▸ **Passage shown**:
# Nursing Home Ministry



## jrdnoland (Mar 11, 2010)

I’ve been praying and preparing for God to allow me to conduct a nursing home ministry. I’ve had some experience with nursing home ministries in the past, but that was before I was reformed. I’ve been spending time reading apologetics and general systematic and biblical theologies in addition to the Bible.

I’ve been searching the internet and have found nothing close to what I’d call a reformed perspective nursing home ministry and was wondering if any on this board had any experience or advice.

I’m trying to also come up with simple but meaningful sermons that would be relevant for nursing home residents. I see a nursing home ministry as being useful for evangelizing the unsaved and also for showing Godly love and concern to fellow believers.

I’m still in the planning stages so any input would be valuable!


----------



## nnatew24 (Mar 11, 2010)

Hi Jeff-

It is good to hear that a nursing home ministry is on your heart. I have been a part of one for over 2 years now, and it has been such a blessing. Unfortunately, this type of ministry is anything but glamourous, and many people won't participate in it for long. 

A couple of tips:

-If all possible, make the ministry a ministry of your local church. You want to be properly sent. This also opens the door up for others, with differing gifts, who might want to participate. And it allows you to point people back to a local congregation. Many times family members and friends of the elderly will be present and you'll want to point them somewhere. 

-Make it a ministry of preaching and singing, and praying if possible. Many believers will love the singing, unbelievers need the preaching, and those suffering will treasure the prayers. 

-Choose simple sermon topics with clear illustrations. I think I've preached through most of Jesus' parables in the last two years because the older folks, with failing memory and an even worse attention span really grasp imagery. Make Christ center, of course, but preach as if speaking to little children. 

-Don't get discouraged when many fall asleep or miss everything you said. You won't always be able to see how the Holy Spirit uses your words. 

-We go to the same home, every other week, which has allowed us to build relationships, get to know everyone, and command attention. 

-The Reformed perspective: many if not all of them have never heard it. Really hit on legalism and the sovereignty of God over all things, because the past generation of the church really blew it in those areas. They need to hear they cannot earn their way to heaven (I'm sure you know this, for we all need to hear that one!).

I hope that helps my friend. May the Lord be with you.


----------



## Edward (Mar 11, 2010)

You might contact Ron Williams, Pastor of Senior Adults at Park Cities Presbyterian about his approach to this ministry. 

Or look for folks with this calling in other large churches.


----------



## jrdnoland (Mar 12, 2010)

Edward said:


> You might contact Ron Williams, Pastor of Senior Adults at Park Cities Presbyterian about his approach to this ministry.
> 
> Or look for folks with this calling in other large churches.


 
Thanks Edward, I've tagged along with a few other churches doing nursing home ministries. Unfortunately none of them from a reformed perspective. Is Ron Williams a member here?

---------- Post added at 05:00 AM ---------- Previous post was at 04:45 AM ----------




nnatew24 said:


> Hi Jeff-
> 
> It is good to hear that a nursing home ministry is on your heart. I have been a part of one for over 2 years now, and it has been such a blessing. Unfortunately, this type of ministry is anything but glamourous, and many people won't participate in it for long.

▸ **Required actions**:
1 – In the nursing home ministry thread, how often does nnatew24's group visit the same home?
2 – Resume the nursing home ministry thread from the point where it stops.
The lines that come after this thread are not needed.

▸ **Recorded information**:
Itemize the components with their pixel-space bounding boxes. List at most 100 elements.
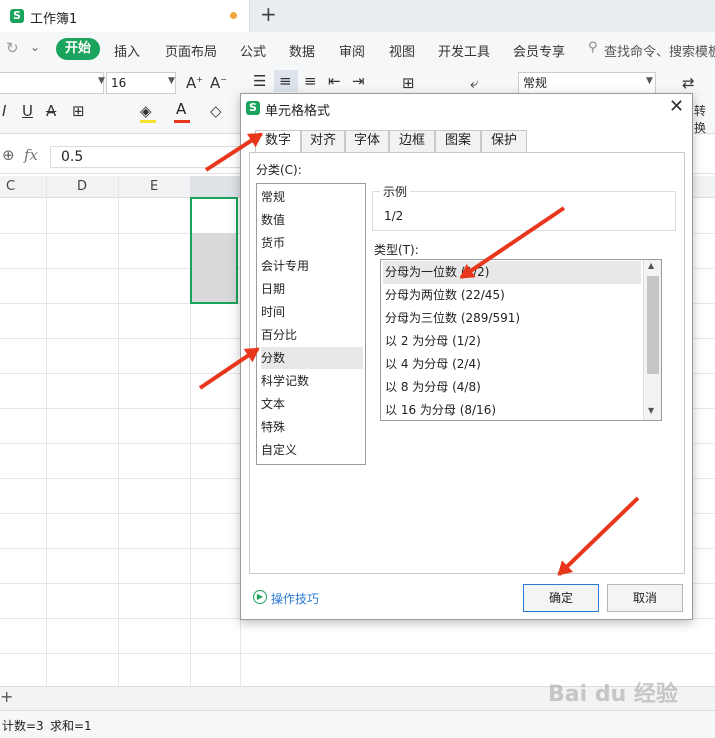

▸ **Written responses**:
1 – Every other week.

2 –
> 
> ...



Thanks Nathan, everything you are saying is reinforcing what I've already thought - that in itself is a blessing. I keep thinking about the thief on the cross, towards the unsaved, and about Matthew 25:31-46. 

After building relationships with some I want to also try to bring a few of my dogs, like on a Saturday, just to let the residents get outside for a few minutes and see and pet the dogs. Our Lab and Sheltie would both be good for that.

Also, thinking about doing songs from the trinity hymnal and the psalter, instead of the typical songs.

Also, thinking about separating the sheep from the goats early. That would allow me to minister differently to each group, after the sermon.


----------



## bouletheou (Mar 12, 2010)

I was asked to do a bible study at the local nursing home two+ years ago. There's one lady there who I developed a relationship with over the years, and she was the one asking for it. The wife of one of my elders is the activities director, and she brought the request to me. Initially I did it kind of grudgingly, out of a sense of duty. Now it is one of the great blessings of my week. I also preach there four or five Sundays per year.

I didn't set out to make it a "reformed" bible study. Alistair Begg said something a few years ago that's always stuck with me in situations like this: If our system of doctrine is so darned biblical, just let it unfold from the bible. That's the approach I've taken. Just let the bible speak. 

Of course, the commentators I reference are all Reformed. Where I can, I explain why I believe what I believe, but I try to take into account the opinions of other denominations and not shove anything down anyone's throat. I also quote, for instance, Wesley or Luther, where I decently can. Quoting Spurgeon is a double bonus. You get to throw the Baptists a bone, and you get sound theology as well.

I do it once a week for about half an hour. Every once in awhile I bring donuts. My wife bakes cookies. I've got a three year old and a four year old, and every once in awhile I take them with me. At Christmas time we all went over to give little gifts. At Valentine's Day, she and the kids made little valentines for the folks in the bible study. I brought over fresh tomatoes from my garden and cottage cheese last August, and we all ate tomatoes. They loved that. This spring I've gotten permission from the powers that be to plant a small patch of tomatoes there at the nursing home.

They love to hear things from the bible that speak to their situation. They like to hear that God can be turned to when there's loneliness or loss or sorrow. They LOVE to hear about heaven, and will pay very careful attention to you when you tell them how to get there. I've been going through the Psalms in no particular order for the last six months, and they seem to respond very well to that.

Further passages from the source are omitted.